### Requirement
Collect all lines from the records below that include the word "study".
>> START Input data
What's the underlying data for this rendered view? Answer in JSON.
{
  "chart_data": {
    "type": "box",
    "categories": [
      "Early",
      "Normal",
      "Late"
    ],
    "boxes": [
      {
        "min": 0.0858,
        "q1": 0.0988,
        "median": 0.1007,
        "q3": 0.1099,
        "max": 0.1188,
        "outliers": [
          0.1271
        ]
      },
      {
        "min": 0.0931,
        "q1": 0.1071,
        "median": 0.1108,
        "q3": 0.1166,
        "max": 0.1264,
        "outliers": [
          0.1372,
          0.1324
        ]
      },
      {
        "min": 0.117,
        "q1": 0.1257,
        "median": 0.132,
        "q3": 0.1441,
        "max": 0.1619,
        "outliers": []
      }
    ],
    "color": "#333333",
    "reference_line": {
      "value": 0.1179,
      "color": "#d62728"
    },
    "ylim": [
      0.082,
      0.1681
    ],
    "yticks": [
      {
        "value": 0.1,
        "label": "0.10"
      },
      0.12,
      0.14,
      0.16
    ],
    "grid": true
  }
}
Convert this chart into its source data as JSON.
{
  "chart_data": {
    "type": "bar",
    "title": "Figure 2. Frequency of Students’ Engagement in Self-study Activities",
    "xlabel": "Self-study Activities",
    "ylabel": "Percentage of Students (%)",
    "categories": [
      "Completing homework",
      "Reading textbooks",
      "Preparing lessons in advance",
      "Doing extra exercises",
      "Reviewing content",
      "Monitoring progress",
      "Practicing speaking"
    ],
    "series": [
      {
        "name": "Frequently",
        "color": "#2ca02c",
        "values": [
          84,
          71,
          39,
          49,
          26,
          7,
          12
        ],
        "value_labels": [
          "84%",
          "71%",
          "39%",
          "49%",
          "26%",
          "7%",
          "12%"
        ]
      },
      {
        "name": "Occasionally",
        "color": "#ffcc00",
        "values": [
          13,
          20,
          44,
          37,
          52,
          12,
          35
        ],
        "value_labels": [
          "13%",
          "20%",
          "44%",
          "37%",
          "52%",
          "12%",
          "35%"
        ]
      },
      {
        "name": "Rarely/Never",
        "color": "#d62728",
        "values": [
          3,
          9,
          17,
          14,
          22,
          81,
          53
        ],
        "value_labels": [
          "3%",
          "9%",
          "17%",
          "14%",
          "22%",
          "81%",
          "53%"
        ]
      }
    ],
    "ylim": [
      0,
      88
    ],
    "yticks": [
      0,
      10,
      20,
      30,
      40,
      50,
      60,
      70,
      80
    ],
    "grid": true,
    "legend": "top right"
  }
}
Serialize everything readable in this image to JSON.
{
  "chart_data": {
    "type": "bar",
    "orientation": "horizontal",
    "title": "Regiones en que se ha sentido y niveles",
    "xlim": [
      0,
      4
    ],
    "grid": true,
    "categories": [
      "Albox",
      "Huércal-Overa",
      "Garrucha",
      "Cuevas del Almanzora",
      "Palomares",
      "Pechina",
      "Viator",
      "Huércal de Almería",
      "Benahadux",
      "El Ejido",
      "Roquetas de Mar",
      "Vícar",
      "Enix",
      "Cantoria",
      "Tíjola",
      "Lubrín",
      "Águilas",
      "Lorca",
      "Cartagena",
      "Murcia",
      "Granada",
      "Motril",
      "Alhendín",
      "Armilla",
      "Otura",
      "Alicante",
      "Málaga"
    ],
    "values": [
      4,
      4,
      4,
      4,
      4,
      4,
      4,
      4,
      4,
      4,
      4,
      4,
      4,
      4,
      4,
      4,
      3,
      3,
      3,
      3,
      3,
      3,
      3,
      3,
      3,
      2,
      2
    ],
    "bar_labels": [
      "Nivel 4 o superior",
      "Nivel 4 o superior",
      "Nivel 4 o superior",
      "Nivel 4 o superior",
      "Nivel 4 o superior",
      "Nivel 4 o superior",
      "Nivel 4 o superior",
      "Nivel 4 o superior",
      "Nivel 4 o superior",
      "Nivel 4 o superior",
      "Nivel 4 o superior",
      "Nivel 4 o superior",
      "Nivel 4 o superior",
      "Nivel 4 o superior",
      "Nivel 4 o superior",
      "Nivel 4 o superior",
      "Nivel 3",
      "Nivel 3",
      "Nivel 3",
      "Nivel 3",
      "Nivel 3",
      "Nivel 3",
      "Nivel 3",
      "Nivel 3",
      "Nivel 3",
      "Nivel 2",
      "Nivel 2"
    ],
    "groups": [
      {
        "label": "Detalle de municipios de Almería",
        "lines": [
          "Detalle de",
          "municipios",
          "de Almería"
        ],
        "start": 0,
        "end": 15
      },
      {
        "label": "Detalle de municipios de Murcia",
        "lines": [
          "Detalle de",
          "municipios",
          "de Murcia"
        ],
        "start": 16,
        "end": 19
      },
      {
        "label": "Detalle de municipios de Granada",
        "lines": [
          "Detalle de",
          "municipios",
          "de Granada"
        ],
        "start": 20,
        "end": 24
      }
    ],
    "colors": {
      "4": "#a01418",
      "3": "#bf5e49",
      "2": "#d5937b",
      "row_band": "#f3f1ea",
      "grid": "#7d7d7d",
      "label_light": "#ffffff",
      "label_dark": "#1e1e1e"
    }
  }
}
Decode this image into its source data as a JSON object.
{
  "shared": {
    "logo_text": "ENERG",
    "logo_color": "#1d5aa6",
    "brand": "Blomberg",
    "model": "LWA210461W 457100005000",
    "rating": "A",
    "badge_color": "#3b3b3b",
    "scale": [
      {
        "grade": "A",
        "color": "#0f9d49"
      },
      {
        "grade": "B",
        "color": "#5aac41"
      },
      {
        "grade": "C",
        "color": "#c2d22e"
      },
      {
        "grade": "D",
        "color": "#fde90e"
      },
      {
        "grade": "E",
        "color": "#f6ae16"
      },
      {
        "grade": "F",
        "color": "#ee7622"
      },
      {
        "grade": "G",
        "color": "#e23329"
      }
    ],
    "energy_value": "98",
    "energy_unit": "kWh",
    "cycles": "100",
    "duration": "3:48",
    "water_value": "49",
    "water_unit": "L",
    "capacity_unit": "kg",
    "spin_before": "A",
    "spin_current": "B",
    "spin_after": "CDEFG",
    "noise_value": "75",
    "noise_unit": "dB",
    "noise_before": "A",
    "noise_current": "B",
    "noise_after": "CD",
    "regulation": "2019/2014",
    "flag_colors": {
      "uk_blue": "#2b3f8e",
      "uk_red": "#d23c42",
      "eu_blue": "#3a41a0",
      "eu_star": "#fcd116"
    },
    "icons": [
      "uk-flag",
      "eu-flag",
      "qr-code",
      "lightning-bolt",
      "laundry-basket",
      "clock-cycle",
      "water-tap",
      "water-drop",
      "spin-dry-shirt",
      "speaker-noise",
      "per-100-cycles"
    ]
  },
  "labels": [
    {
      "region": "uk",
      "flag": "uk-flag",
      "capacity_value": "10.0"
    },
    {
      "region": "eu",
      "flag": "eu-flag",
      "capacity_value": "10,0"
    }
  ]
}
>> END Input data
### Reply to the exercise
    "title": "Figure 2. Frequency of Students’ Engagement in Self-study Activities",
    "xlabel": "Self-study Activities",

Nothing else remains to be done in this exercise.